### The problem
Output each line exactly as it appears, skipping any embedded picture.
*** Data provided
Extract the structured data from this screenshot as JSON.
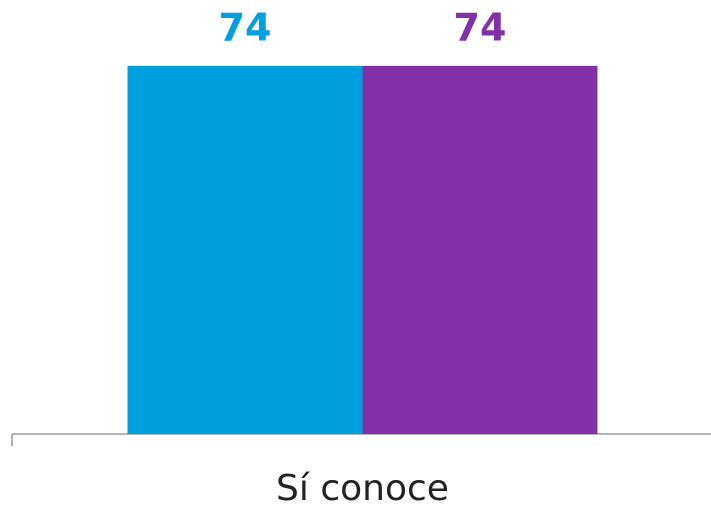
{
  "chart_data": {
    "type": "bar",
    "categories": [
      "Sí conoce"
    ],
    "series": [
      {
        "color": "#009fe0",
        "values": [
          74
        ]
      },
      {
        "color": "#8130a7",
        "values": [
          74
        ]
      }
    ],
    "ylim": [
      0,
      80
    ]
  }
}
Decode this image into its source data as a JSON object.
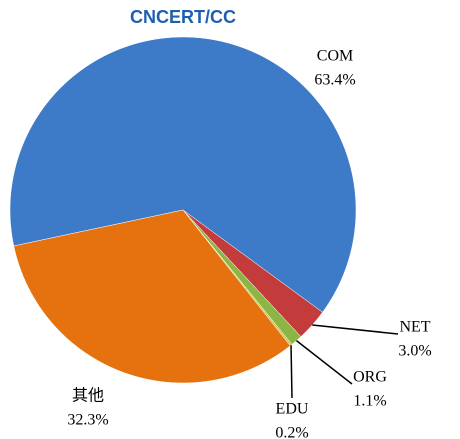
{
  "chart_data": {
    "type": "pie",
    "title": "CNCERT/CC",
    "categories": [
      "COM",
      "NET",
      "ORG",
      "EDU",
      "其他"
    ],
    "values": [
      63.4,
      3.0,
      1.1,
      0.2,
      32.3
    ],
    "value_labels": [
      "63.4%",
      "3.0%",
      "1.1%",
      "0.2%",
      "32.3%"
    ],
    "colors": [
      "#3d7bc8",
      "#c33b3b",
      "#8db545",
      "#c8c84a",
      "#e5720f"
    ]
  }
}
******
### Expected output
Extract the structured data from this screenshot as JSON.
{
  "chart_data": {
    "type": "bar",
    "categories": [
      "Sí conoce"
    ],
    "series": [
      {
        "color": "#009fe0",
        "values": [
          74
        ]
      },
      {
        "color": "#8130a7",
        "values": [
          74
        ]
      }
    ],
    "ylim": [
      0,
      80
    ]
  }
}
Decode this image into its source data as a JSON object.
{
  "chart_data": {
    "type": "pie",
    "title": "CNCERT/CC",
    "categories": [
      "COM",
      "NET",
      "ORG",
      "EDU",
      "其他"
    ],
    "values": [
      63.4,
      3.0,
      1.1,
      0.2,
      32.3
    ],
    "value_labels": [
      "63.4%",
      "3.0%",
      "1.1%",
      "0.2%",
      "32.3%"
    ],
    "colors": [
      "#3d7bc8",
      "#c33b3b",
      "#8db545",
      "#c8c84a",
      "#e5720f"
    ]
  }
}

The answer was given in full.